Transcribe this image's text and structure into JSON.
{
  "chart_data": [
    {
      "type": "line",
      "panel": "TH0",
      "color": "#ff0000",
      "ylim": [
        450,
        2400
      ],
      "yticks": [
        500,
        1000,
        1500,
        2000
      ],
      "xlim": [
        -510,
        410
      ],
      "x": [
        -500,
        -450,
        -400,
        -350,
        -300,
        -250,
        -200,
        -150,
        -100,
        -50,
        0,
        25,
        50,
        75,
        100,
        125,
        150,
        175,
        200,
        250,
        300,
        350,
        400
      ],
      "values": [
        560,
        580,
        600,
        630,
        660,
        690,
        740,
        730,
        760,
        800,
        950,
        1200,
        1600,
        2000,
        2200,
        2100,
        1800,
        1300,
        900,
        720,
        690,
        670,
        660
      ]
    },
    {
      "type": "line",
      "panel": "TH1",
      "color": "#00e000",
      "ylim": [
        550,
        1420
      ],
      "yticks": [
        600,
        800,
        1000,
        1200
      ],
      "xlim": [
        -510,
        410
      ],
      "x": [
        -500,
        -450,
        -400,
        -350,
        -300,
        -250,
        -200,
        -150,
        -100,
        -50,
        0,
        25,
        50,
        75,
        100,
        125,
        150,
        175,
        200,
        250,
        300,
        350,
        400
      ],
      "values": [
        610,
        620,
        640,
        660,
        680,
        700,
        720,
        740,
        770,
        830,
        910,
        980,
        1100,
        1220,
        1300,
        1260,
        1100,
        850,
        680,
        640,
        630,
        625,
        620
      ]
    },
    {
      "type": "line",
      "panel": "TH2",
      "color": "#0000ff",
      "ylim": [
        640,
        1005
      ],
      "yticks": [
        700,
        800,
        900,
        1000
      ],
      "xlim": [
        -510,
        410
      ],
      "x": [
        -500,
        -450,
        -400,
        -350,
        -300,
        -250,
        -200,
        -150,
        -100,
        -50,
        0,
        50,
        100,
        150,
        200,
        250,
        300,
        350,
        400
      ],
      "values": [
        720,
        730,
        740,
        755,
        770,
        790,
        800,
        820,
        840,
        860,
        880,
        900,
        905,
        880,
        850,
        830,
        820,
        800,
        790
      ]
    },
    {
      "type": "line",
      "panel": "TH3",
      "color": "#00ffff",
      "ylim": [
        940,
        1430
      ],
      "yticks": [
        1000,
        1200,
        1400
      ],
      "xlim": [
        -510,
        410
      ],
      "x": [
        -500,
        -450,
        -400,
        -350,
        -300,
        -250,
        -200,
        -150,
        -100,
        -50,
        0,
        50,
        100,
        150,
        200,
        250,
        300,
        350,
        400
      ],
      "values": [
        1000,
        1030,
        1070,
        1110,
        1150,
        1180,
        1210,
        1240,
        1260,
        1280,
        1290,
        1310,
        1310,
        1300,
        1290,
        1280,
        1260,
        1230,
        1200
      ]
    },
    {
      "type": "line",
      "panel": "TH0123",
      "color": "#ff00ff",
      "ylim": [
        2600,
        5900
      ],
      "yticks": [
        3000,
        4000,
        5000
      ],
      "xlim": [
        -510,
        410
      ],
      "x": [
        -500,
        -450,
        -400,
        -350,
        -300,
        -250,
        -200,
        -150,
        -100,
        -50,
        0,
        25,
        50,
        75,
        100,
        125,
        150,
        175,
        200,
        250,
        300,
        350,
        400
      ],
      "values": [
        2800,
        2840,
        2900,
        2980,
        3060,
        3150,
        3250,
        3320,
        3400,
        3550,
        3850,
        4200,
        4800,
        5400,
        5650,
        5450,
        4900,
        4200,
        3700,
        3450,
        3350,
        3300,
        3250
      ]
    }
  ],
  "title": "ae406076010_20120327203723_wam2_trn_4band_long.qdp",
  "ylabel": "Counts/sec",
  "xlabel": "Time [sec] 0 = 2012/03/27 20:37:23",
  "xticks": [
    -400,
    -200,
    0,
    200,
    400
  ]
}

▶ Set problem
Each entry above needs to be retyped exactly.

▶ Output of the task
Transcribe this image's text and structure into JSON.
{
  "chart_data": [
    {
      "type": "line",
      "panel": "TH0",
      "color": "#ff0000",
      "ylim": [
        450,
        2400
      ],
      "yticks": [
        500,
        1000,
        1500,
        2000
      ],
      "xlim": [
        -510,
        410
      ],
      "x": [
        -500,
        -450,
        -400,
        -350,
        -300,
        -250,
        -200,
        -150,
        -100,
        -50,
        0,
        25,
        50,
        75,
        100,
        125,
        150,
        175,
        200,
        250,
        300,
        350,
        400
      ],
      "values": [
        560,
        580,
        600,
        630,
        660,
        690,
        740,
        730,
        760,
        800,
        950,
        1200,
        1600,
        2000,
        2200,
        2100,
        1800,
        1300,
        900,
        720,
        690,
        670,
        660
      ]
    },
    {
      "type": "line",
      "panel": "TH1",
      "color": "#00e000",
      "ylim": [
        550,
        1420
      ],
      "yticks": [
        600,
        800,
        1000,
        1200
      ],
      "xlim": [
        -510,
        410
      ],
      "x": [
        -500,
        -450,
        -400,
        -350,
        -300,
        -250,
        -200,
        -150,
        -100,
        -50,
        0,
        25,
        50,
        75,
        100,
        125,
        150,
        175,
        200,
        250,
        300,
        350,
        400
      ],
      "values": [
        610,
        620,
        640,
        660,
        680,
        700,
        720,
        740,
        770,
        830,
        910,
        980,
        1100,
        1220,
        1300,
        1260,
        1100,
        850,
        680,
        640,
        630,
        625,
        620
      ]
    },
    {
      "type": "line",
      "panel": "TH2",
      "color": "#0000ff",
      "ylim": [
        640,
        1005
      ],
      "yticks": [
        700,
        800,
        900,
        1000
      ],
      "xlim": [
        -510,
        410
      ],
      "x": [
        -500,
        -450,
        -400,
        -350,
        -300,
        -250,
        -200,
        -150,
        -100,
        -50,
        0,
        50,
        100,
        150,
        200,
        250,
        300,
        350,
        400
      ],
      "values": [
        720,
        730,
        740,
        755,
        770,
        790,
        800,
        820,
        840,
        860,
        880,
        900,
        905,
        880,
        850,
        830,
        820,
        800,
        790
      ]
    },
    {
      "type": "line",
      "panel": "TH3",
      "color": "#00ffff",
      "ylim": [
        940,
        1430
      ],
      "yticks": [
        1000,
        1200,
        1400
      ],
      "xlim": [
        -510,
        410
      ],
      "x": [
        -500,
        -450,
        -400,
        -350,
        -300,
        -250,
        -200,
        -150,
        -100,
        -50,
        0,
        50,
        100,
        150,
        200,
        250,
        300,
        350,
        400
      ],
      "values": [
        1000,
        1030,
        1070,
        1110,
        1150,
        1180,
        1210,
        1240,
        1260,
        1280,
        1290,
        1310,
        1310,
        1300,
        1290,
        1280,
        1260,
        1230,
        1200
      ]
    },
    {
      "type": "line",
      "panel": "TH0123",
      "color": "#ff00ff",
      "ylim": [
        2600,
        5900
      ],
      "yticks": [
        3000,
        4000,
        5000
      ],
      "xlim": [
        -510,
        410
      ],
      "x": [
        -500,
        -450,
        -400,
        -350,
        -300,
        -250,
        -200,
        -150,
        -100,
        -50,
        0,
        25,
        50,
        75,
        100,
        125,
        150,
        175,
        200,
        250,
        300,
        350,
        400
      ],
      "values": [
        2800,
        2840,
        2900,
        2980,
        3060,
        3150,
        3250,
        3320,
        3400,
        3550,
        3850,
        4200,
        4800,
        5400,
        5650,
        5450,
        4900,
        4200,
        3700,
        3450,
        3350,
        3300,
        3250
      ]
    }
  ],
  "title": "ae406076010_20120327203723_wam2_trn_4band_long.qdp",
  "ylabel": "Counts/sec",
  "xlabel": "Time [sec] 0 = 2012/03/27 20:37:23",
  "xticks": [
    -400,
    -200,
    0,
    200,
    400
  ]
}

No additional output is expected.